AIM. Write out the material exactly. Do not include the pictures.

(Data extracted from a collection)
━━━━━━━━━━━━━━━━━━━━

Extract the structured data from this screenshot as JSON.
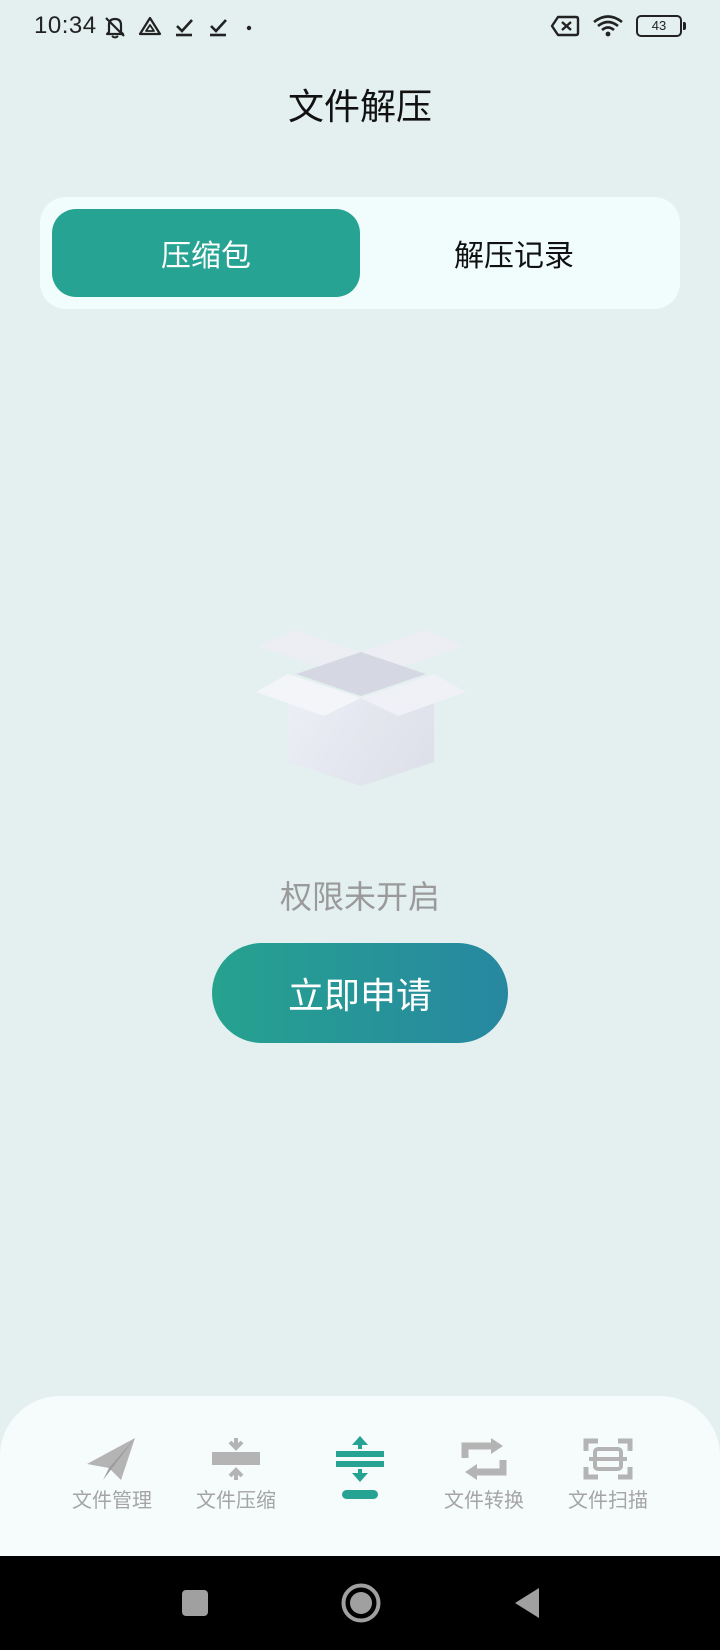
{
  "status_bar": {
    "time": "10:34",
    "battery": "43"
  },
  "header": {
    "title": "文件解压"
  },
  "tabs": [
    {
      "label": "压缩包",
      "active": true
    },
    {
      "label": "解压记录",
      "active": false
    }
  ],
  "empty_state": {
    "icon": "empty-box-icon",
    "message": "权限未开启",
    "button_label": "立即申请"
  },
  "bottom_nav": {
    "items": [
      {
        "label": "文件管理",
        "icon": "paper-plane-icon"
      },
      {
        "label": "文件压缩",
        "icon": "compress-icon"
      },
      {
        "label": "",
        "icon": "extract-icon",
        "active": true
      },
      {
        "label": "文件转换",
        "icon": "convert-icon"
      },
      {
        "label": "文件扫描",
        "icon": "scan-icon"
      }
    ]
  },
  "colors": {
    "accent": "#27a393",
    "background": "#e3f0ef",
    "button_gradient_start": "#26a28f",
    "button_gradient_end": "#2787a0",
    "inactive_icon": "#b4b4b4"
  }
}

━━━━━━━━━━━━━━━━━━━━

EXPECTED ANSWER.
Extract the structured data from this screenshot as JSON.
{
  "status_bar": {
    "time": "10:34",
    "battery": "43"
  },
  "header": {
    "title": "文件解压"
  },
  "tabs": [
    {
      "label": "压缩包",
      "active": true
    },
    {
      "label": "解压记录",
      "active": false
    }
  ],
  "empty_state": {
    "icon": "empty-box-icon",
    "message": "权限未开启",
    "button_label": "立即申请"
  },
  "bottom_nav": {
    "items": [
      {
        "label": "文件管理",
        "icon": "paper-plane-icon"
      },
      {
        "label": "文件压缩",
        "icon": "compress-icon"
      },
      {
        "label": "",
        "icon": "extract-icon",
        "active": true
      },
      {
        "label": "文件转换",
        "icon": "convert-icon"
      },
      {
        "label": "文件扫描",
        "icon": "scan-icon"
      }
    ]
  },
  "colors": {
    "accent": "#27a393",
    "background": "#e3f0ef",
    "button_gradient_start": "#26a28f",
    "button_gradient_end": "#2787a0",
    "inactive_icon": "#b4b4b4"
  }
}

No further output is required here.